● **WORK TO DO**: Select each line where the word "Építési" appears.

Saved data entries:

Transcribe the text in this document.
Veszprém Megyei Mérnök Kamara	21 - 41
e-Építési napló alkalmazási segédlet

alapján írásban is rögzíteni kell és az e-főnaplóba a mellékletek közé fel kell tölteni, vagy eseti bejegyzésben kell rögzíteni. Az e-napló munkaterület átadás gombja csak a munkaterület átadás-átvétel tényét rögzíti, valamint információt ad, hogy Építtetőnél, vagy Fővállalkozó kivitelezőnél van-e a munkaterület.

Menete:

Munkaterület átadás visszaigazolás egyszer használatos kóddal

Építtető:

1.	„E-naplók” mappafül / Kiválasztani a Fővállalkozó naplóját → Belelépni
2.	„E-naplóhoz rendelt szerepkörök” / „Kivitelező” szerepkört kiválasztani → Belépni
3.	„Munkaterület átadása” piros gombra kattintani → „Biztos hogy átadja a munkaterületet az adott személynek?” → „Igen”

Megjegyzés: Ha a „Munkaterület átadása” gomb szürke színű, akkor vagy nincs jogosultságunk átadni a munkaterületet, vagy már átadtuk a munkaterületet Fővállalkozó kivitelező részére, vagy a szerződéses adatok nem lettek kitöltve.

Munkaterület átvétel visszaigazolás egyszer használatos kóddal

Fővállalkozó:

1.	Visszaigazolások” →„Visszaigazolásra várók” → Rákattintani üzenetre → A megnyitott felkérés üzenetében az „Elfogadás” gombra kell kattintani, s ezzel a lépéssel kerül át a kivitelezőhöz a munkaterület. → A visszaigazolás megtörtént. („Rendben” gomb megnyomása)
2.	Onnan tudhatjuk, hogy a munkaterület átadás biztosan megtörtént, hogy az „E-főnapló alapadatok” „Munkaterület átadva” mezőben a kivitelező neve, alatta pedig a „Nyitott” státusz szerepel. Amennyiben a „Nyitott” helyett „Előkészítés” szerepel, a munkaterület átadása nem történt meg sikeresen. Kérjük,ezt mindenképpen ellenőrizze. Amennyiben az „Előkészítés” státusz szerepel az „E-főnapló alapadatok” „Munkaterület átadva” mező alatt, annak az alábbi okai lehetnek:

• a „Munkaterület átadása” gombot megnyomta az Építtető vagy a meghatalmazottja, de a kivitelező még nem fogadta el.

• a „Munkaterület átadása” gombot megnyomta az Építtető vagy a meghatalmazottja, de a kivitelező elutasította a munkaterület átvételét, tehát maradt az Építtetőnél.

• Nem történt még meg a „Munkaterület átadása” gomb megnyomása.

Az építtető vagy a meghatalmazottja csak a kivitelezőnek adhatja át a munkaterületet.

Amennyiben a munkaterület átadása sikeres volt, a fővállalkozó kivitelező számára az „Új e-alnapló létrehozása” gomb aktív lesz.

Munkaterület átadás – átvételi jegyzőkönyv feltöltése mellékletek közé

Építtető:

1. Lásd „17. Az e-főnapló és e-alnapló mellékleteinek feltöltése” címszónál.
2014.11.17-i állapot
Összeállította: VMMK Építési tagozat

● **WRITTEN RESPONSE**:
e-Építési napló alkalmazási segédlet
Összeállította: VMMK Építési tagozat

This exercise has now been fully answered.